> _LIST OF TASKS_
• a. Rewrite the passage on prehistoric giant snakes, beginning at the words "What would be" and stopping after "a gentle giant?", and swap "snakes" for "serpents" each time it occurs.
• b. Carry on the passage about prehistoric giant snakes from the point where it stops.

> _TEXT PASSAGE_
_ _ _ _ _ _ _

What would be the most terrifying extinct animal if it were still alive today?
Humans have an innate fear of snakes. Ophidiophobia is one of the most common phobias in the world, and studies have shown that most primates are genetically wired to detect snakes rapidly. Prehistory is writhing with snakes, but not just little ones - some were true giants.
Everyone talks about Titanoboa cerrejonensis. I tend to refrain from writing about famous, popular fossil taxa, but it would be wrong to exclude it from this answer. So, Titanoboa was 12.8 metres long, a ton in weight, and commonly cited as the largest snake in history.
To at least bring something new to the table, I should mention thathave suggested that Titanoboa was more of a piscivore (fish-eater) than a megafauna-killer. Perhaps the snake was in fact a gentle giant?
Before the discovery of Titanoboa, the title of largest snake went to a different species - Gigantophis garstini. It lived about 20 million years after Titanoboa, in the Eocene, being found in Africa. It was a respectable 11 metres long and fed on the ancestors of today’s elephants.
Gigantophis’ close relative, Madtsoia madagascariensis, lived in Madagascar in the last few million years of the Age of Dinosaurs. It would have lived alongside many iconic dinosaurs - Majungasaurus, Masiakasaurus, and Rahonavis - and also the giant frog, Beelzebufo.
And maybe it ate them too.
Both Madtsoia and Gigantophis belong to the archaic family of giant snakes known as the Madtsoiids. Both of the aforementioned genera lived a long time ago, but some survived up till very recently in Australia.
You may have heard of Wonambi naracoortensis, a Pleistocene Aussie serpent which was over 6 metres long. That might not sound like much compared to the previous monsters, but it was still significantly bigger than an anaconda. Furthermore, it would’ve coexisted with the likes of giant kangaroos, marsupial lions, and early Australians - it might have inspired the Rainbow Serpent myth.
Living in the same time and place as Wonambi was Yurlunggur camfieldensis, a fellow Madtsoiid. It was named after the Aboriginal myth of Yurlungur, a copper-snake who was awakened by the smell of a woman’s menstrual blood, and proceeded to eat her and her family.

_ _ _ _ _ _ _

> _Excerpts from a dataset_

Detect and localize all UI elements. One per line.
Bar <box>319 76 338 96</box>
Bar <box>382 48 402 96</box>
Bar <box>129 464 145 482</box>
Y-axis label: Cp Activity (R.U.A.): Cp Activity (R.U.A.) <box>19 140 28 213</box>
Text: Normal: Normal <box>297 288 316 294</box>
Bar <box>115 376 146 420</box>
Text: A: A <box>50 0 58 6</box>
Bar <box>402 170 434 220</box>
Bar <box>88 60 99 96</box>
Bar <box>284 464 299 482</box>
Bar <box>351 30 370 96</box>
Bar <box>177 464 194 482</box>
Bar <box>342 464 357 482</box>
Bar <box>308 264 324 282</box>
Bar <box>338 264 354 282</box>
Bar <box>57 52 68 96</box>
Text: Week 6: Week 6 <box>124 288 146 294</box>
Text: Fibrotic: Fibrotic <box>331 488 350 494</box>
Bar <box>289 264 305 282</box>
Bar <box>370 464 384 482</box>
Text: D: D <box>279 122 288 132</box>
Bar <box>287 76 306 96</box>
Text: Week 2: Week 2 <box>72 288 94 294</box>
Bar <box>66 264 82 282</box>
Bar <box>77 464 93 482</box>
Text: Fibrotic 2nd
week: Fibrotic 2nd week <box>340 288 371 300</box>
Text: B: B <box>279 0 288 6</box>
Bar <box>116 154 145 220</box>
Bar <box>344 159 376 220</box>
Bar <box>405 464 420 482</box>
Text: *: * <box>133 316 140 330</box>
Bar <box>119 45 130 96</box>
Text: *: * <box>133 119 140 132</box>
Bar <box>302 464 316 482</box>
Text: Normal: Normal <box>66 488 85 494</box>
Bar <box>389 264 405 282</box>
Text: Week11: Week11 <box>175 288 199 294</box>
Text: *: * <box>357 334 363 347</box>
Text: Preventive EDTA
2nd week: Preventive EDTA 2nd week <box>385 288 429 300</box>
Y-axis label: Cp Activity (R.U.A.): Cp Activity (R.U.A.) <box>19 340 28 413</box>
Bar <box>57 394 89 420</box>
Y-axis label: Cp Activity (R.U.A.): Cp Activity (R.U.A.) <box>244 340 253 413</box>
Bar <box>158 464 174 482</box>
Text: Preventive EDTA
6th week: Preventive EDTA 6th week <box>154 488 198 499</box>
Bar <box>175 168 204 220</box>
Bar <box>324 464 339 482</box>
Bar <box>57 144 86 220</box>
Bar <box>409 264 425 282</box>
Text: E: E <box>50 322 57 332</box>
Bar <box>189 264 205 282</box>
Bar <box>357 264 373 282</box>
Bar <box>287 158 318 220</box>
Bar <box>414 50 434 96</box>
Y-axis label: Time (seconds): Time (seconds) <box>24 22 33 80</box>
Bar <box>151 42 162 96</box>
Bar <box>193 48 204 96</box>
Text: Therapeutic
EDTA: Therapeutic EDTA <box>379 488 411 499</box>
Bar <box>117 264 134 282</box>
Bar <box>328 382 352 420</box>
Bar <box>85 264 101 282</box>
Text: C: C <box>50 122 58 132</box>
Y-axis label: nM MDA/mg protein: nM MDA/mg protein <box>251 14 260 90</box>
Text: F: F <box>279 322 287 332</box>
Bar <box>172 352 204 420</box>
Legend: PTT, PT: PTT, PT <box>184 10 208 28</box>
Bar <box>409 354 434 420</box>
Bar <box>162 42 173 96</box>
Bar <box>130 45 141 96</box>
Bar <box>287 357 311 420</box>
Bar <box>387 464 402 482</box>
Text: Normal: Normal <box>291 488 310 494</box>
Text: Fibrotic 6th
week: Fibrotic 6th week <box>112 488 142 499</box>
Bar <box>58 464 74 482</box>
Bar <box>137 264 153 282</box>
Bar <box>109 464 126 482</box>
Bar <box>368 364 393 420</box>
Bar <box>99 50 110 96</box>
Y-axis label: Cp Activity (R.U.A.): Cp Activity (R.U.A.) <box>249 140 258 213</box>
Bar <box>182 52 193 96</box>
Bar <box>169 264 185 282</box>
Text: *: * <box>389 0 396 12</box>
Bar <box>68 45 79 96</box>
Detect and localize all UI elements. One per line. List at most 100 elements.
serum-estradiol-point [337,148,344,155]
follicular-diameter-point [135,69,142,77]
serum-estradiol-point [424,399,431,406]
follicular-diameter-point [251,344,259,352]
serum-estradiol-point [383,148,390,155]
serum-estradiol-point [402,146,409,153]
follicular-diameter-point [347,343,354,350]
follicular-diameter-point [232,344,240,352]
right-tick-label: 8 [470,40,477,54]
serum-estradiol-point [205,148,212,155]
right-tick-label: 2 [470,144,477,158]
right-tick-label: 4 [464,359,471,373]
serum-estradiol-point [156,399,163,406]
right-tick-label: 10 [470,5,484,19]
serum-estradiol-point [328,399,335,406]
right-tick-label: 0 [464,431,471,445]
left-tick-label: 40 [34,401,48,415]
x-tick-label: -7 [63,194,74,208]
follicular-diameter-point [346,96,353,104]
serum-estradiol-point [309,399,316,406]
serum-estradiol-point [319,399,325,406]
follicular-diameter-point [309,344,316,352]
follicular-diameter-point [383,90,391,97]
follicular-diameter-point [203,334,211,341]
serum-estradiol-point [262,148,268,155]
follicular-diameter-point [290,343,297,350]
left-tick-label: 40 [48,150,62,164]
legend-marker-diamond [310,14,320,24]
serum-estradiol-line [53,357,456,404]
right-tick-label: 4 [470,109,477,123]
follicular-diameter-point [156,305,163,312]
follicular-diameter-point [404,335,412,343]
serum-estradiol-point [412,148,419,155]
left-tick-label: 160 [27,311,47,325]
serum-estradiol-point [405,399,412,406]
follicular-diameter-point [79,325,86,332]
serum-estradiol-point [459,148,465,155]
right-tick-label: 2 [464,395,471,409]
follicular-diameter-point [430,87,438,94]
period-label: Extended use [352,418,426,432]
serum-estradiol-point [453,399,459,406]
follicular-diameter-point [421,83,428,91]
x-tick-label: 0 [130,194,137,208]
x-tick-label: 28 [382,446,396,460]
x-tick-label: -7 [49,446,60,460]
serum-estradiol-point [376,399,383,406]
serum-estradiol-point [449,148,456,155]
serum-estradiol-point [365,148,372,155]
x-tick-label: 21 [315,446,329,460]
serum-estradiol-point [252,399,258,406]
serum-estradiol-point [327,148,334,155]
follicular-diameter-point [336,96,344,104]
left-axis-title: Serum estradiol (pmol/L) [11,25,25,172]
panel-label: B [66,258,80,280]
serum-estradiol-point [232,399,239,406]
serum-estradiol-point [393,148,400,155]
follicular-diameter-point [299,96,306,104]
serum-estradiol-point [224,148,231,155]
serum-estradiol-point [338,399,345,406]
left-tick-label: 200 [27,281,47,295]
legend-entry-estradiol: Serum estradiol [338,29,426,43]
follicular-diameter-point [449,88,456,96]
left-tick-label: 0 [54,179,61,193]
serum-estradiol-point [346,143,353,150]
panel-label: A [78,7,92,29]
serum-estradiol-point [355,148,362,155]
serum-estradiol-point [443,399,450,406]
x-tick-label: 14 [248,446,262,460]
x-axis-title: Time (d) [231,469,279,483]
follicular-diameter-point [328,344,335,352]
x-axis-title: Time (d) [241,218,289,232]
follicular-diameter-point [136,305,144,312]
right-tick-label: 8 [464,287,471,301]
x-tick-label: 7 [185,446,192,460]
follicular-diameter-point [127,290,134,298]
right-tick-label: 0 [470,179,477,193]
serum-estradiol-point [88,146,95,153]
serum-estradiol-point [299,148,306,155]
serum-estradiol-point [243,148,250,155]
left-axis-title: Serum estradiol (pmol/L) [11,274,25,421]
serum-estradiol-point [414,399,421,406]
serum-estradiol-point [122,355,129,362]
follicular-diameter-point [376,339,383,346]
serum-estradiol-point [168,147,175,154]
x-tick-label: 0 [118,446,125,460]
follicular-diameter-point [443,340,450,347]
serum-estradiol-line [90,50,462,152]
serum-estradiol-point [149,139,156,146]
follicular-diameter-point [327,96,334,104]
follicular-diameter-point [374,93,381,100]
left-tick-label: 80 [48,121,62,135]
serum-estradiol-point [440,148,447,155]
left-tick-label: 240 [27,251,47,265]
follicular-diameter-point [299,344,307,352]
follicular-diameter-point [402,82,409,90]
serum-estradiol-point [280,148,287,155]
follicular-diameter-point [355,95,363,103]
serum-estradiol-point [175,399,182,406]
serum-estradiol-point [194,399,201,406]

_ _ _ _ _ _ _

> _TASK-BY-TASK OUTPUTS_
• a.
What would be the most terrifying extinct animal if it were still alive today?
Humans have an innate fear of serpents. Ophidiophobia is one of the most common phobias in the world, and studies have shown that most primates are genetically wired to detect serpents rapidly. Prehistory is writhing with serpents, but not just little ones - some were true giants.
Everyone talks about Titanoboa cerrejonensis. I tend to refrain from writing about famous, popular fossil taxa, but it would be wrong to exclude it from this answer. So, Titanoboa was 12.8 metres long, a ton in weight, and commonly cited as the largest snake in history.
To at least bring something new to the table, I should mention thathave suggested that Titanoboa was more of a piscivore (fish-eater) than a megafauna-killer. Perhaps the snake was in fact a gentle giant?

• b.
Yurlunggur might have grown to 8 metres long, and evidence suggests that it was aquatic and fossorial (burrowing). So, it would’ve hunted in the water but lived in burrows dug into soft waterside ground. It was non-venomous, using constriction to kill instead.
So that’s been the Madtsoiidae. For another family of archaic giant snakes, try the Palaeophiids. Palaeophiidae evolved a whole 70 million years ago, and like the Madtsoiids, survived the K-Pg extinction. Like modern sea snakes, they were fully marine, only a lot bigger.
Palaeophis colossaeus was a terrifying beast, more so than Titanoboa in my opinion. It was almost like a Cenozoic mosasaur, eating whales and giant sharks in the Eocene seas. It was huge, a full 10 metres long.
Another Palaeophiid, Pterosphenus, was also pretty huge. Over seven metres long, it too hunted in the Eocene seas. By the way, these giant sea serpents are thought to have given birth to live young and have had warm-blooded metabolisms, making them far from sluggish reptilian monsters.
Oh, remember the giant Australian Madtsoiids? A little earlier, in the Pliocene, the continent had yet another massive snake, a giant python. It is Australia, after all. The Bluff Downs giant python (one of the few prehistoric animals with a common name), Liasis dubungila, was over 10 metres long, the largest ever Australian snake.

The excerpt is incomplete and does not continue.